Given problem:
Report, as a bare number, how many lines hold "appointment".

Begin

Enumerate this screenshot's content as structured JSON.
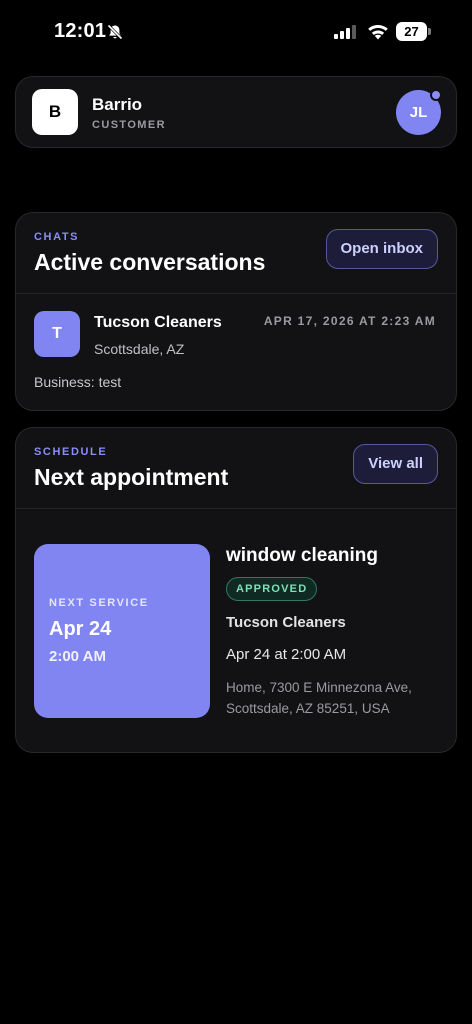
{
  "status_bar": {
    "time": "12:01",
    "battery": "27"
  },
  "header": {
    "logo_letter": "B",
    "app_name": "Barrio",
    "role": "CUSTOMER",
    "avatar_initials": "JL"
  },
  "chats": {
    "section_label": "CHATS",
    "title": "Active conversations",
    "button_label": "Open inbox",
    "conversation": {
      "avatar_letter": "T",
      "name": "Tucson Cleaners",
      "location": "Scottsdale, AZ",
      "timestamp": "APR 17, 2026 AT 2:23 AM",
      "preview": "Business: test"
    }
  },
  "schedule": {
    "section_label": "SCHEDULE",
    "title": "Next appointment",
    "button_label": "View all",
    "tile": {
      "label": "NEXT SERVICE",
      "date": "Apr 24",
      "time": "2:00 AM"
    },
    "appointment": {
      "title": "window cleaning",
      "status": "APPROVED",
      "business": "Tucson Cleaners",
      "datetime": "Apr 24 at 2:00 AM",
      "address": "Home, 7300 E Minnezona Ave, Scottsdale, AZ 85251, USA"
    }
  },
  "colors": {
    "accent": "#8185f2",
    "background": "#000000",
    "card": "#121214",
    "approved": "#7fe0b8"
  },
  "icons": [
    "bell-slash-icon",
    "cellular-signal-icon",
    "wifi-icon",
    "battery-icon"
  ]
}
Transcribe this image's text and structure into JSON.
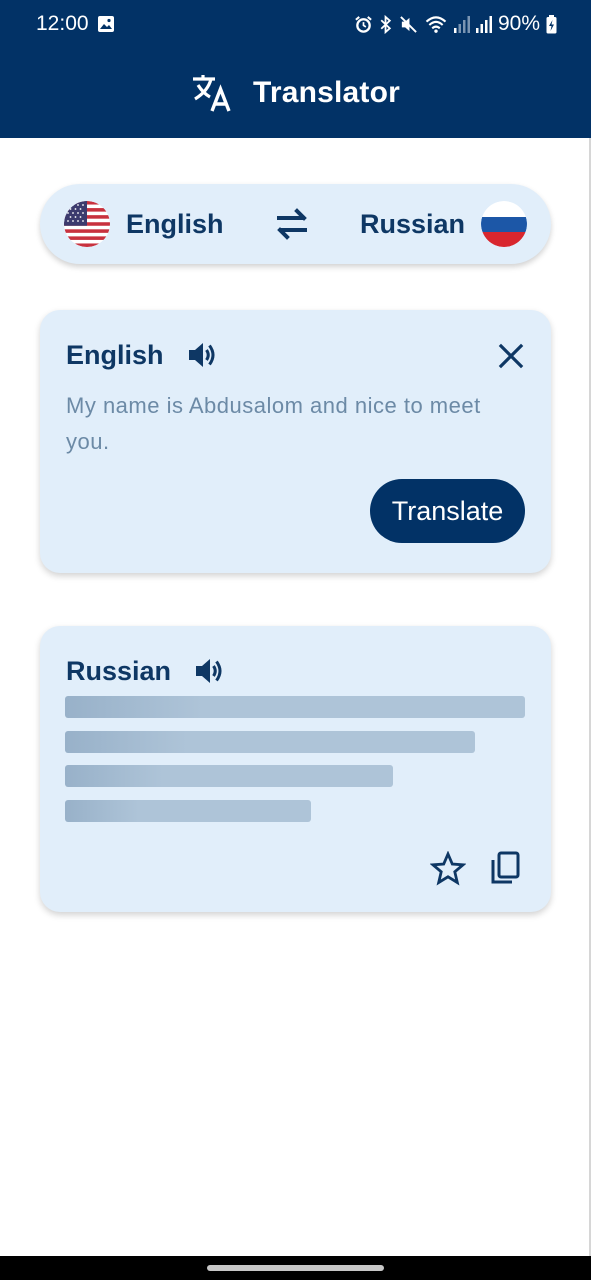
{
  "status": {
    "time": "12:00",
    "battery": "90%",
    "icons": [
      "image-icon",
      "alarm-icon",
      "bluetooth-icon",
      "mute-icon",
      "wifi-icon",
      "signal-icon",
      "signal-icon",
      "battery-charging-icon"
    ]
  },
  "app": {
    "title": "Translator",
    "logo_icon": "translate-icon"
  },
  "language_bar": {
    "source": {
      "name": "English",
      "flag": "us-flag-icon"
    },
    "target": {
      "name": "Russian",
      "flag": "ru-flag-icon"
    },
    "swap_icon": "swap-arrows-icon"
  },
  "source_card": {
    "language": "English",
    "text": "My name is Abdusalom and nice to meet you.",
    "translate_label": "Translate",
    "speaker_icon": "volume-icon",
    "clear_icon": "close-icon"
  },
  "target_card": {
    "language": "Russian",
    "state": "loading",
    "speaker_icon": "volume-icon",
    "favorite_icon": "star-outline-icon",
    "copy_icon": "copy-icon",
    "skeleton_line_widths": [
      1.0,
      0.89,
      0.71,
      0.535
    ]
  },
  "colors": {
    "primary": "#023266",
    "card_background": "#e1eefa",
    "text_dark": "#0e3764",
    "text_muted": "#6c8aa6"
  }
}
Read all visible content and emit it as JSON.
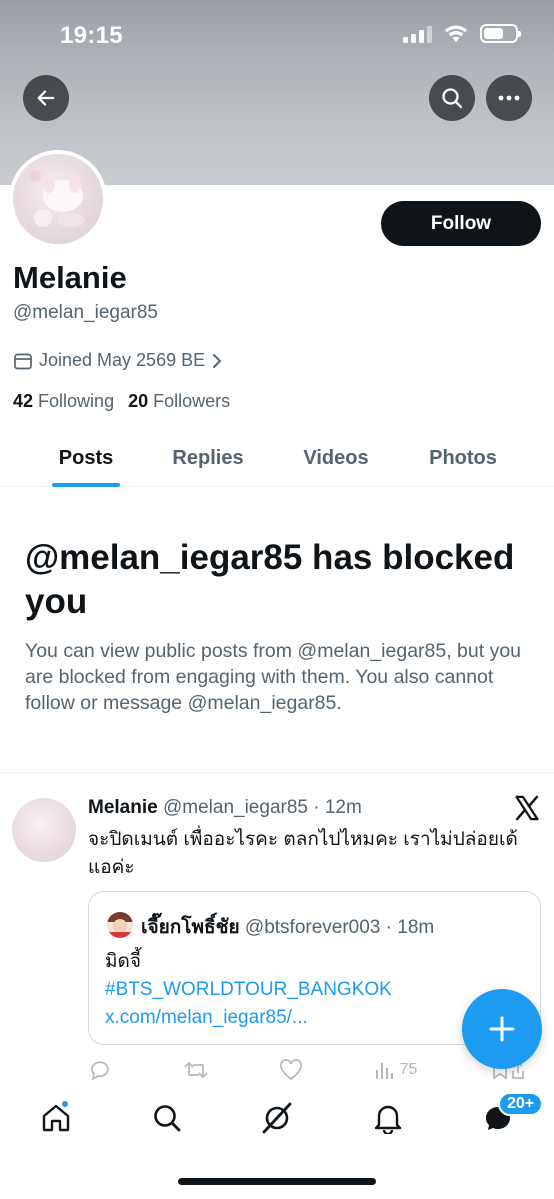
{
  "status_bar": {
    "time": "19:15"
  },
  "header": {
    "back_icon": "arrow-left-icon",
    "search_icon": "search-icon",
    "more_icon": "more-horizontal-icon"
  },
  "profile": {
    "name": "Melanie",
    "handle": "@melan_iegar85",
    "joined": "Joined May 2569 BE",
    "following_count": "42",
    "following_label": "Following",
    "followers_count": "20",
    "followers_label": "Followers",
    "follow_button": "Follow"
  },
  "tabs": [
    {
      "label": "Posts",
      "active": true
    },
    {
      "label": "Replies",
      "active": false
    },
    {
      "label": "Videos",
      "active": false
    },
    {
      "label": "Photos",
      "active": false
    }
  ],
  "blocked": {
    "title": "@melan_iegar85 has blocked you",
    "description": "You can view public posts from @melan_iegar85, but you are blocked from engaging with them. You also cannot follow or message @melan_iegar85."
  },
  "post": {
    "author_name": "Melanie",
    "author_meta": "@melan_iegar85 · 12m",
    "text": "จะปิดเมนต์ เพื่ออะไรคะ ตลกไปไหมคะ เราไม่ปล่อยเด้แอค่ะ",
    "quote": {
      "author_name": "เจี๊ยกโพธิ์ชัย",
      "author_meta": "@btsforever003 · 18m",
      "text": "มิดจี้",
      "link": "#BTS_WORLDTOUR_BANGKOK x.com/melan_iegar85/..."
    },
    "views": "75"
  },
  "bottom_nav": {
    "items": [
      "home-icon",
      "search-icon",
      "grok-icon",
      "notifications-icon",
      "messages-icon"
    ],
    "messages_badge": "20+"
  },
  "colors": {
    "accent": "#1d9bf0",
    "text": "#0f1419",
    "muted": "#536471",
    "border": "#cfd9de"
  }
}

End
Begin

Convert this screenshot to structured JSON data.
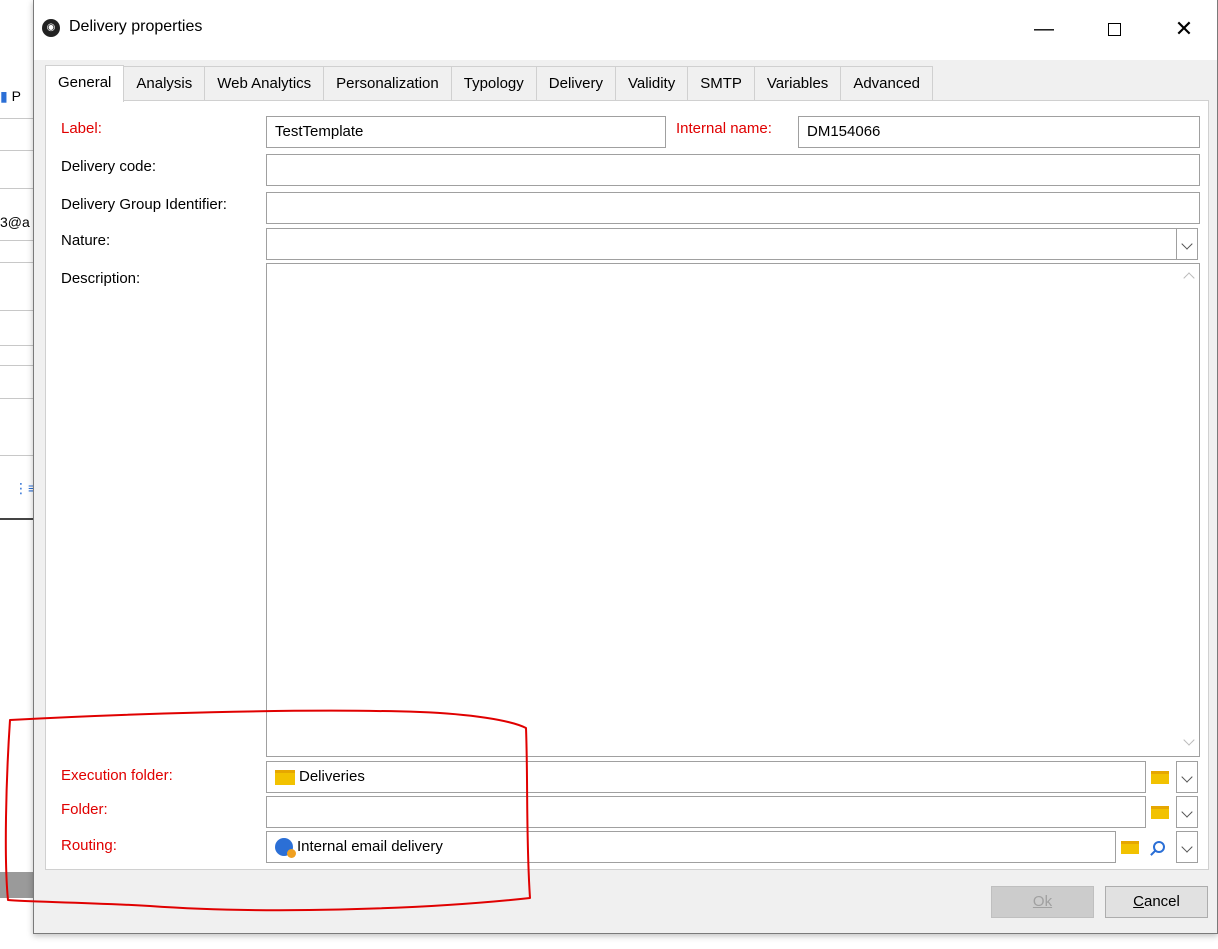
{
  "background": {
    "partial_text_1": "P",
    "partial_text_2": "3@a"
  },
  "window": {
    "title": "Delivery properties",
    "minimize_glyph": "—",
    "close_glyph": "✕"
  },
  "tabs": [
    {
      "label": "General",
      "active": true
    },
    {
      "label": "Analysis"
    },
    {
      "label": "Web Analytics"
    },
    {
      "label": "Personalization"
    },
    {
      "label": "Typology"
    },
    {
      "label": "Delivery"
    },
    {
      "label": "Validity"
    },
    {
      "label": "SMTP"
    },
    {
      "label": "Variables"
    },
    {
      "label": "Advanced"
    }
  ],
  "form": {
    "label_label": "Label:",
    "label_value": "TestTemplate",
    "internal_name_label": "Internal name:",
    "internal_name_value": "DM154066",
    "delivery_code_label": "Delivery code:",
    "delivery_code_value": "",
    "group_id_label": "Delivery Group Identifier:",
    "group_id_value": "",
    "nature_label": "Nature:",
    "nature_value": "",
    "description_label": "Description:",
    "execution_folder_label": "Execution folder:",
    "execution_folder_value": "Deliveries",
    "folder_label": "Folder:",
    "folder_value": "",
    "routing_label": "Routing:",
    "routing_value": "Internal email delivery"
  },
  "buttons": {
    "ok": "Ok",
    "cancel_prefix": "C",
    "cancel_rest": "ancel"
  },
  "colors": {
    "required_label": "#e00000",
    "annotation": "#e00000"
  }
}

End
Begin

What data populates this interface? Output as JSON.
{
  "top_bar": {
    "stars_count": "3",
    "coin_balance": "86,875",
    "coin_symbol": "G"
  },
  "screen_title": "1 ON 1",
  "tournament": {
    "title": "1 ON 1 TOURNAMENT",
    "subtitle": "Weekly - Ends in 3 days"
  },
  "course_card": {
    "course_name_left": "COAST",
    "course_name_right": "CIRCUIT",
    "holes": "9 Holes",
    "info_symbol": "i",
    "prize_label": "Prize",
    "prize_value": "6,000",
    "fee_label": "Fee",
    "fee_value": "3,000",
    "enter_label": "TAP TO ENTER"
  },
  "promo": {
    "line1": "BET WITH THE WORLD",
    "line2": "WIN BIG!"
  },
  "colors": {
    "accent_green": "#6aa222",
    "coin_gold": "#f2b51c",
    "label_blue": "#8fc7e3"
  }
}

End

Correct result:
2